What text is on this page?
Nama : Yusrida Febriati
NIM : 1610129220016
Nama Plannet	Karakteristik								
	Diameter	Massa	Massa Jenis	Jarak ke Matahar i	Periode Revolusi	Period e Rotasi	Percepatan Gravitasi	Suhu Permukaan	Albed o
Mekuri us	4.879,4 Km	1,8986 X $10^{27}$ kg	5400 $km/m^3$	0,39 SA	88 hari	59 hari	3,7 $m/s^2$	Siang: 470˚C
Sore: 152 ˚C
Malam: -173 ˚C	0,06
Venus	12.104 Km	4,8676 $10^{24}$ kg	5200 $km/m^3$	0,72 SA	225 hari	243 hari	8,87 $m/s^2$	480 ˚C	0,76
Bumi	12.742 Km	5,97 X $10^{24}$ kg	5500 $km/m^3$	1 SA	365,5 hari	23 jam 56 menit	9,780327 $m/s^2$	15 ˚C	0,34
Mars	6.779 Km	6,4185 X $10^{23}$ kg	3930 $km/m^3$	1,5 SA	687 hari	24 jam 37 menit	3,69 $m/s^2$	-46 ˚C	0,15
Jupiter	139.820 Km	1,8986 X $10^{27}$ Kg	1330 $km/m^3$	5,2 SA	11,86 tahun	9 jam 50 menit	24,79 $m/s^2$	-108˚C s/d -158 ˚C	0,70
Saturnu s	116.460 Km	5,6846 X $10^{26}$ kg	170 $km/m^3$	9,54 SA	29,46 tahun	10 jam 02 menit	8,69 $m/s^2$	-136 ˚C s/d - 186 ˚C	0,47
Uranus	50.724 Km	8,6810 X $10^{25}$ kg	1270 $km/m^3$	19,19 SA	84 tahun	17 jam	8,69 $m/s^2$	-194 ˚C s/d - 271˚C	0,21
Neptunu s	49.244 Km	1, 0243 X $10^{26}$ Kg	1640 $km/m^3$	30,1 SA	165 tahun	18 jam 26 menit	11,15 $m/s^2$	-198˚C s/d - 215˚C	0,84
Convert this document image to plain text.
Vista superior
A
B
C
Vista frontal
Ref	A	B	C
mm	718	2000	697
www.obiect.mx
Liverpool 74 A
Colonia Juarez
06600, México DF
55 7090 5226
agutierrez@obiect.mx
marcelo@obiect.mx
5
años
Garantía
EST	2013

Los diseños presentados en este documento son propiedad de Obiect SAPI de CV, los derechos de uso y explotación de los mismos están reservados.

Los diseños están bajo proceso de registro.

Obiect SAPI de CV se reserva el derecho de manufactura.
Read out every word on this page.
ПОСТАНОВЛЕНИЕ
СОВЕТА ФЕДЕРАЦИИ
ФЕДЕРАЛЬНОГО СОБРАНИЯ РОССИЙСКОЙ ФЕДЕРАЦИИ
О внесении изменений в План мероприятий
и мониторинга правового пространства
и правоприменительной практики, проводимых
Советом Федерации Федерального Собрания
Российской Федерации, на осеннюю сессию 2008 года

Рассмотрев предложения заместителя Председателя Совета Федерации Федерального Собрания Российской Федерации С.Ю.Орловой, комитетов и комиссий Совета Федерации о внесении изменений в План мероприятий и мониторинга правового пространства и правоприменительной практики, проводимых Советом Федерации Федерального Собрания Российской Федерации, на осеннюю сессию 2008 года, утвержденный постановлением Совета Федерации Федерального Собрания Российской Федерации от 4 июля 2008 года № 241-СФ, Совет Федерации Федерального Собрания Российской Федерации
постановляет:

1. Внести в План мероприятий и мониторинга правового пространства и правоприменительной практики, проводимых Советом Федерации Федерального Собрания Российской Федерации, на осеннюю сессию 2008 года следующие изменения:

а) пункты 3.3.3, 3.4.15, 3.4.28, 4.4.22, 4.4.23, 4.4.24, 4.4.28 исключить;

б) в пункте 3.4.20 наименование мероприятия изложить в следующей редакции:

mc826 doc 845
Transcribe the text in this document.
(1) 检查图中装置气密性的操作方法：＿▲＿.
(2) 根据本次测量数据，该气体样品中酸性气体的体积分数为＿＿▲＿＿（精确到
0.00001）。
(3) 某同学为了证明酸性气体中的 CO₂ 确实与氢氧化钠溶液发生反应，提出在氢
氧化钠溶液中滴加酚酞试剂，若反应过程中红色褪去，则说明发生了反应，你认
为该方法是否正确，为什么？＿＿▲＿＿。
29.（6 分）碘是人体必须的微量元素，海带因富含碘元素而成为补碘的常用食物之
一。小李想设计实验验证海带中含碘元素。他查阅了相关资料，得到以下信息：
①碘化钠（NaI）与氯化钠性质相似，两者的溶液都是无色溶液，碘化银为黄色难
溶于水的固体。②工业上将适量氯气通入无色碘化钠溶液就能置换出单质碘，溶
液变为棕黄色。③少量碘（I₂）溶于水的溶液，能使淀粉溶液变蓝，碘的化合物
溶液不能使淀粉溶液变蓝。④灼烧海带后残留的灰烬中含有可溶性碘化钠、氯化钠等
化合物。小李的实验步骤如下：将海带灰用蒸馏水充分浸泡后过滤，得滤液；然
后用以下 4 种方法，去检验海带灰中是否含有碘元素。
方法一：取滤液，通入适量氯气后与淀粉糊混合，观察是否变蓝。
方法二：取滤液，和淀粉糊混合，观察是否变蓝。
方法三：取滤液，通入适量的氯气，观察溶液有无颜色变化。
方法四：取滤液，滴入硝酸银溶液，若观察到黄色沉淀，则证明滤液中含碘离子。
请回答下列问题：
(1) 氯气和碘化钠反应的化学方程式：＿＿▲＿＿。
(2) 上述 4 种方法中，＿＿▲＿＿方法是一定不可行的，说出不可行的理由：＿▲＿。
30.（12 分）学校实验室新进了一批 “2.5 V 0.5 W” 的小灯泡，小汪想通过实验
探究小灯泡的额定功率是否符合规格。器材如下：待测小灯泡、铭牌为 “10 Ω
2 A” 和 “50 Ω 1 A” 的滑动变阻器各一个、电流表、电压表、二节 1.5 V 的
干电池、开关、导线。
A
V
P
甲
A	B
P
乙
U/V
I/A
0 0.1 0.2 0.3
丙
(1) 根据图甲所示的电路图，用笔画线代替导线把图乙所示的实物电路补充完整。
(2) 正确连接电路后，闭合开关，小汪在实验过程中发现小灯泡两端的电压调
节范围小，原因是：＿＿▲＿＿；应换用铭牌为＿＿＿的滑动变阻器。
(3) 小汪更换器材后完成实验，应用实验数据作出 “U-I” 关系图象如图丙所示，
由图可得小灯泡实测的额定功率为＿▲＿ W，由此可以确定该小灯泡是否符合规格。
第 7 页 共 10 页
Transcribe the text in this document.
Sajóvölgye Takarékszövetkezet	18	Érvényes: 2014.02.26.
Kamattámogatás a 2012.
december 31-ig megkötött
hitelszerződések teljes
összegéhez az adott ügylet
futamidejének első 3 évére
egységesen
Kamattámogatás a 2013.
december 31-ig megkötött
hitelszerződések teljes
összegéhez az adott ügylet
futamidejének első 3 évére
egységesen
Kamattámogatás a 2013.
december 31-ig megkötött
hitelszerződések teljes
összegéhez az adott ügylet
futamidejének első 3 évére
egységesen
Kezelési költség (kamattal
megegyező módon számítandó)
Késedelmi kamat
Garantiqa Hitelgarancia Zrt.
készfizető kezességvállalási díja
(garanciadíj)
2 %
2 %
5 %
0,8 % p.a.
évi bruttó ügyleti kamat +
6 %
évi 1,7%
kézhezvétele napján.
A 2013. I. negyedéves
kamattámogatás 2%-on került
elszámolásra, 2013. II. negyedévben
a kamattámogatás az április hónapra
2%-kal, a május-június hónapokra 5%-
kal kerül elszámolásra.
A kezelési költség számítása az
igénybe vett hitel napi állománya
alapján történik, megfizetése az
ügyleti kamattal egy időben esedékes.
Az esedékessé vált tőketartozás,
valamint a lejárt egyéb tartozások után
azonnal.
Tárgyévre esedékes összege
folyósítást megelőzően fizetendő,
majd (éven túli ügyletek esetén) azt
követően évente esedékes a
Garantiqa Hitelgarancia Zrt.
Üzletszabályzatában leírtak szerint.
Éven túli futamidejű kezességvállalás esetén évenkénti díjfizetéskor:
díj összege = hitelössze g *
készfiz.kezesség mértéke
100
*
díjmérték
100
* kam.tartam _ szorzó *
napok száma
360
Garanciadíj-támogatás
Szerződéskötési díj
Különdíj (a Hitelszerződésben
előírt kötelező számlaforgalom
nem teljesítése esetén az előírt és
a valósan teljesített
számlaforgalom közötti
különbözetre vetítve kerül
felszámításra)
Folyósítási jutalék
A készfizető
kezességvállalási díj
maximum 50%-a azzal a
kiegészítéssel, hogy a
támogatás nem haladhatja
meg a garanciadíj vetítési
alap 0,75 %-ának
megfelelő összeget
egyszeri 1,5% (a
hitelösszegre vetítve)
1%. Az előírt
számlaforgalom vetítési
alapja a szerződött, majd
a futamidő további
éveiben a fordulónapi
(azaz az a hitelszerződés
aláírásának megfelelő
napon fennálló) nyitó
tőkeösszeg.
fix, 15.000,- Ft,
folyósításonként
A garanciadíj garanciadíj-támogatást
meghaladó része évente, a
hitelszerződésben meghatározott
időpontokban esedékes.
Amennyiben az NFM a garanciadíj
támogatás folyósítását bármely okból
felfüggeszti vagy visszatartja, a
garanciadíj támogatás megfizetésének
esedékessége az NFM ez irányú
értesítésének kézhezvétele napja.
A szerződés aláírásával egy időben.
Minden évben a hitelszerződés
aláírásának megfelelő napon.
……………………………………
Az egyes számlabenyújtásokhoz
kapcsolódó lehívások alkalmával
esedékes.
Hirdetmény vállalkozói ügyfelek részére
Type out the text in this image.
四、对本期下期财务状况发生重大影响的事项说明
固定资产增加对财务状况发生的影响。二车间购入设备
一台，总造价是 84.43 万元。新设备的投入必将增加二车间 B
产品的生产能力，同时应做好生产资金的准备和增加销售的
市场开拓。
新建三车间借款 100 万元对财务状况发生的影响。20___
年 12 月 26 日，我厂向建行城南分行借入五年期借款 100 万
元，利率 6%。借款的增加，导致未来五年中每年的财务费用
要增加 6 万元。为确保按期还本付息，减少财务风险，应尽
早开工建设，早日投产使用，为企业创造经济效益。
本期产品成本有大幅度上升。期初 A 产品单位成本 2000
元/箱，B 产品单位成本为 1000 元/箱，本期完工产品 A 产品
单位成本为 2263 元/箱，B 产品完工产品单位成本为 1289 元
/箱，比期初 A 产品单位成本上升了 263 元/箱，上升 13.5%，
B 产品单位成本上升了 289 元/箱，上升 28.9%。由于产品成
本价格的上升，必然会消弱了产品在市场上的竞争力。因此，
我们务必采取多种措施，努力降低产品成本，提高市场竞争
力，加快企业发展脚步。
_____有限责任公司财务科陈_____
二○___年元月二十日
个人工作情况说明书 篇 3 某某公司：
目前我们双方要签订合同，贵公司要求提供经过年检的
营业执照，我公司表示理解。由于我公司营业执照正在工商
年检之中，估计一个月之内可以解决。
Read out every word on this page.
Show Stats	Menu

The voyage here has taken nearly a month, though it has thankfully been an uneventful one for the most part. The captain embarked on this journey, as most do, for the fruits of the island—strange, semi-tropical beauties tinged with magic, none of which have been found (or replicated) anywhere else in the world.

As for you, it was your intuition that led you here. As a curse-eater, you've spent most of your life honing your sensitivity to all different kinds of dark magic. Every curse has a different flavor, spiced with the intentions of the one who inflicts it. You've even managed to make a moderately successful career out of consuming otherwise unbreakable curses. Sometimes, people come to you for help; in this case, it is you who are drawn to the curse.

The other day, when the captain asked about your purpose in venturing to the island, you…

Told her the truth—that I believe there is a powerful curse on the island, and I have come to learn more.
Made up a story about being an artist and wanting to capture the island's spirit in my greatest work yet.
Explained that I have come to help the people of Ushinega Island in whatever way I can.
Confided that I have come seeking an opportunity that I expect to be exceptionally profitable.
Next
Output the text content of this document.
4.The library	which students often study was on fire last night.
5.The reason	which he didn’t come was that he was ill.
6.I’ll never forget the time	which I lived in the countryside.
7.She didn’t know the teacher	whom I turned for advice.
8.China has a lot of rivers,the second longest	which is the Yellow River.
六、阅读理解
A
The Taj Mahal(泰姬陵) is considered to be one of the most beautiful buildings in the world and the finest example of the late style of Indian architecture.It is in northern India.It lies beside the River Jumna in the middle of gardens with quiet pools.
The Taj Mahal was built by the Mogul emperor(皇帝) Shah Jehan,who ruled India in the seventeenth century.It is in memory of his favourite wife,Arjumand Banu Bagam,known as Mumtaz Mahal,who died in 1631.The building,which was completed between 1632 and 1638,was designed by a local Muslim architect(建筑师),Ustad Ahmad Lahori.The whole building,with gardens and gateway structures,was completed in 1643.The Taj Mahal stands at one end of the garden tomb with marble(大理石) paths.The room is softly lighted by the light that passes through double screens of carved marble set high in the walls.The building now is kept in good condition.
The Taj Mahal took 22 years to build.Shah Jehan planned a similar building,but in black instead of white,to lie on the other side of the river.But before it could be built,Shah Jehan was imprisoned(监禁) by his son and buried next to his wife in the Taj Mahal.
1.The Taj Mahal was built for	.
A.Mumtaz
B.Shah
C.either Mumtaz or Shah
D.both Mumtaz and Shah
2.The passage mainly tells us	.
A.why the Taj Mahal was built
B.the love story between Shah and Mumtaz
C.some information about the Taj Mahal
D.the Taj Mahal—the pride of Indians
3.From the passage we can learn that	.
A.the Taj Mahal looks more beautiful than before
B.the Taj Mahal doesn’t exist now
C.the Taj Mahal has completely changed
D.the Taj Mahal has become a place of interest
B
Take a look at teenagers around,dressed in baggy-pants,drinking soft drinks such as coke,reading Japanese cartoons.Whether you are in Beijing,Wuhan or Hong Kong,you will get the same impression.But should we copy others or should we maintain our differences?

_Prompt_:
Go through the material line by line. Show each line that contains the string "évente".

_Result below_:
követően évente esedékes a
meghaladó része évente, a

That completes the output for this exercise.